TO DO
Can you transcribe the passage of the post about the son in the car trunk from "You see, I was" to "Sara sometimes too."?
═══ PASSAGE SHOWN ═══
If you’d like to hear, rather than read this post, click the audio recording… right above!
It was past midnight, and let’s just say, if a cop had pulled the car over and looked in the trunk, things might have become… complicated. Uh… possibly, weird.
You see, I was driving around with a 25 year-old, shirtless man in the trunk. He was eating McDonald’s fries, tunes blasting on his iPad. He happened to be my son, but not the one currently living with me.
The whole thing was all Sara’s doing.
Sara lives in Halifax and attends NSCAD. She’s Warren’s girlfriend, and supposedly, they don’t live together. Seriously, they don’t fool me. Based on what I’ve seen thus far, they spend their nights at one or the other’s place, with infrequent nights apart, which means that technically I live with Sara sometimes too.
Luckily, I like having a pretend daughter-in-law.
When they’re at my place, it gets rather noisy, Warren constantly bellowing her name.
He’s either teasing her or warning her that he’s—uh—about to let something go. Yes, I mean exactly what you’re thinking. And hello, we all do it. It’s natural, and boys are preprogrammed to believe the activity is hilarious.
Sara and I both insist on the warnings, so we can leave the room. The strategy worked well when I lived in a big house in Waterloo. But in my mini-apartment, leaving the room means we have to go outside until the danger passes because my apartment is, really, one room.
═══ ENTRIES PROVIDED ═══
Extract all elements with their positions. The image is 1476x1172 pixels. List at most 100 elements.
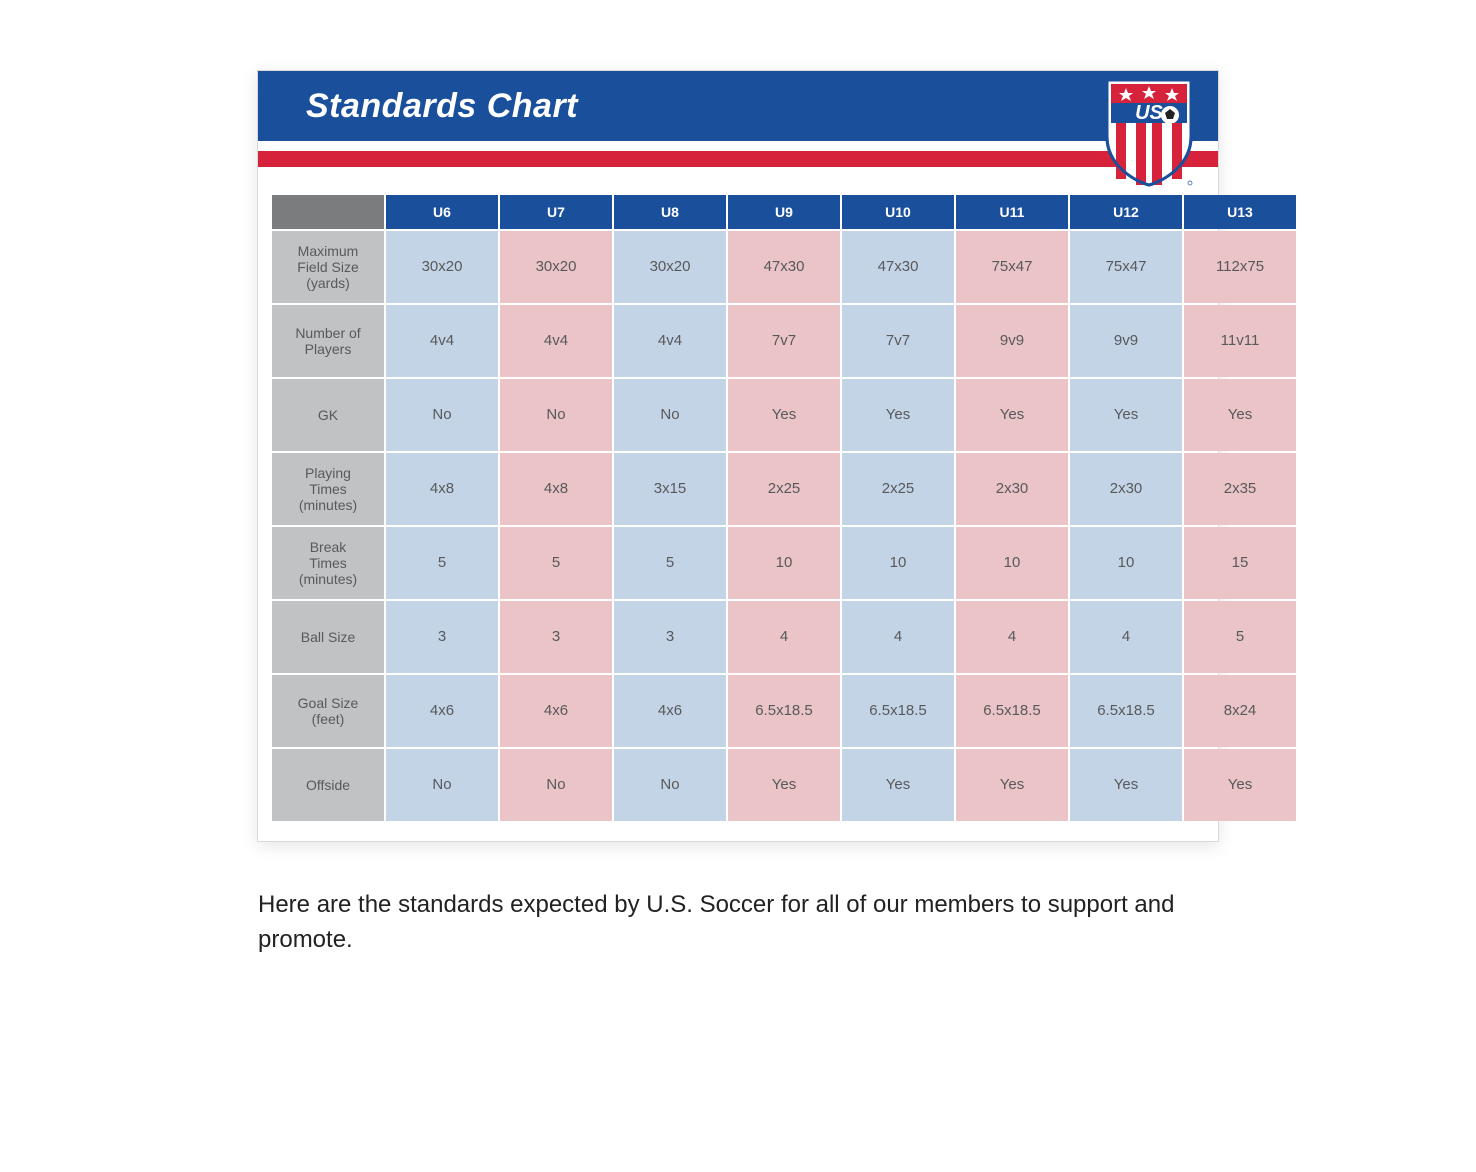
table-row: Number ofPlayers4v44v44v47v77v79v99v911v… (272, 305, 1296, 377)
table-cell: 10 (956, 527, 1068, 599)
page: Standards Chart US (0, 0, 1476, 1172)
table-cell: 6.5x18.5 (842, 675, 954, 747)
table-cell: 4v4 (500, 305, 612, 377)
table-row: GKNoNoNoYesYesYesYesYes (272, 379, 1296, 451)
us-soccer-crest-icon: US (1104, 77, 1194, 187)
table-cell: 47x30 (842, 231, 954, 303)
table-cell: 3 (500, 601, 612, 673)
row-label: BreakTimes(minutes) (272, 527, 384, 599)
svg-text:US: US (1135, 102, 1163, 124)
table-cell: 4 (1070, 601, 1182, 673)
table-cell: 8x24 (1184, 675, 1296, 747)
table-cell: 47x30 (728, 231, 840, 303)
row-label: Ball Size (272, 601, 384, 673)
table-cell: 4x6 (500, 675, 612, 747)
table-cell: 10 (728, 527, 840, 599)
table-row: PlayingTimes(minutes)4x84x83x152x252x252… (272, 453, 1296, 525)
table-cell: Yes (1184, 379, 1296, 451)
table-row: MaximumField Size(yards)30x2030x2030x204… (272, 231, 1296, 303)
table-cell: Yes (1070, 379, 1182, 451)
table-cell: 4v4 (386, 305, 498, 377)
table-cell: 7v7 (728, 305, 840, 377)
row-label: PlayingTimes(minutes) (272, 453, 384, 525)
card-header: Standards Chart US (258, 71, 1218, 193)
table-cell: Yes (956, 379, 1068, 451)
table-cell: Yes (728, 379, 840, 451)
table-cell: 15 (1184, 527, 1296, 599)
table-cell: No (386, 749, 498, 821)
table-cell: No (386, 379, 498, 451)
table-row: OffsideNoNoNoYesYesYesYesYes (272, 749, 1296, 821)
table-body: MaximumField Size(yards)30x2030x2030x204… (272, 231, 1296, 821)
table-cell: No (500, 749, 612, 821)
table-cell: 4x6 (614, 675, 726, 747)
table-cell: Yes (956, 749, 1068, 821)
table-row: Goal Size(feet)4x64x64x66.5x18.56.5x18.5… (272, 675, 1296, 747)
table-cell: 5 (1184, 601, 1296, 673)
table-cell: 4 (842, 601, 954, 673)
table-cell: No (614, 379, 726, 451)
standards-table: U6U7U8U9U10U11U12U13 MaximumField Size(y… (270, 193, 1298, 823)
table-cell: Yes (728, 749, 840, 821)
table-cell: 6.5x18.5 (956, 675, 1068, 747)
table-cell: 10 (1070, 527, 1182, 599)
table-cell: 2x30 (956, 453, 1068, 525)
caption-text: Here are the standards expected by U.S. … (258, 888, 1218, 958)
header-white-bar (258, 141, 1218, 151)
header-red-bar (258, 151, 1218, 167)
table-cell: 75x47 (1070, 231, 1182, 303)
table-head: U6U7U8U9U10U11U12U13 (272, 195, 1296, 229)
table-cell: 5 (386, 527, 498, 599)
table-cell: 9v9 (1070, 305, 1182, 377)
column-header: U6 (386, 195, 498, 229)
table-row: Ball Size33344445 (272, 601, 1296, 673)
row-label: Number ofPlayers (272, 305, 384, 377)
table-cell: No (500, 379, 612, 451)
column-header: U11 (956, 195, 1068, 229)
table-cell: 4x8 (386, 453, 498, 525)
table-cell: 9v9 (956, 305, 1068, 377)
column-header: U12 (1070, 195, 1182, 229)
table-cell: 3 (386, 601, 498, 673)
table-cell: 2x30 (1070, 453, 1182, 525)
column-header: U10 (842, 195, 954, 229)
table-cell: 10 (842, 527, 954, 599)
table-cell: 6.5x18.5 (1070, 675, 1182, 747)
table-cell: Yes (1184, 749, 1296, 821)
table-cell: 2x25 (728, 453, 840, 525)
table-cell: 11v11 (1184, 305, 1296, 377)
table-row: BreakTimes(minutes)5551010101015 (272, 527, 1296, 599)
header-blue-bar: Standards Chart (258, 71, 1218, 141)
table-cell: 5 (614, 527, 726, 599)
table-cell: 112x75 (1184, 231, 1296, 303)
row-label: Offside (272, 749, 384, 821)
table-cell: 7v7 (842, 305, 954, 377)
column-header: U7 (500, 195, 612, 229)
table-wrap: U6U7U8U9U10U11U12U13 MaximumField Size(y… (258, 193, 1218, 841)
table-cell: 6.5x18.5 (728, 675, 840, 747)
standards-card: Standards Chart US (257, 70, 1219, 842)
table-cell: 3x15 (614, 453, 726, 525)
table-cell: 3 (614, 601, 726, 673)
table-cell: 30x20 (386, 231, 498, 303)
table-cell: 4x6 (386, 675, 498, 747)
column-header: U9 (728, 195, 840, 229)
table-cell: No (614, 749, 726, 821)
column-header: U13 (1184, 195, 1296, 229)
table-cell: 75x47 (956, 231, 1068, 303)
table-cell: Yes (1070, 749, 1182, 821)
table-cell: 4 (956, 601, 1068, 673)
table-cell: 5 (500, 527, 612, 599)
table-cell: 30x20 (614, 231, 726, 303)
header-gap (258, 167, 1218, 193)
table-cell: 30x20 (500, 231, 612, 303)
table-cell: 4x8 (500, 453, 612, 525)
table-corner (272, 195, 384, 229)
row-label: GK (272, 379, 384, 451)
table-cell: Yes (842, 749, 954, 821)
table-cell: 2x25 (842, 453, 954, 525)
table-cell: 4 (728, 601, 840, 673)
column-header: U8 (614, 195, 726, 229)
table-cell: Yes (842, 379, 954, 451)
row-label: Goal Size(feet) (272, 675, 384, 747)
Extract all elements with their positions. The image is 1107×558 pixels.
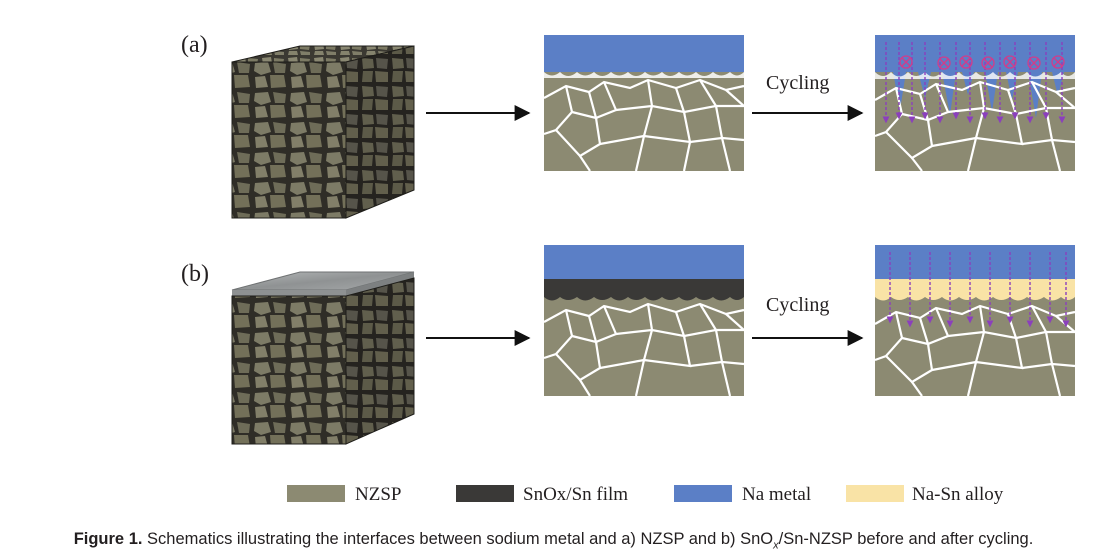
═══
WRITTEN SOLUTION
You see, I was driving around with a 25 year-old, shirtless man in the trunk. He was eating McDonald’s fries, tunes blasting on his iPad. He happened to be my son, but not the one currently living with me.
The whole thing was all Sara’s doing.
Sara lives in Halifax and attends NSCAD. She’s Warren’s girlfriend, and supposedly, they don’t live together. Seriously, they don’t fool me. Based on what I’ve seen thus far, they spend their nights at one or the other’s place, with infrequent nights apart, which means that technically I live with Sara sometimes too.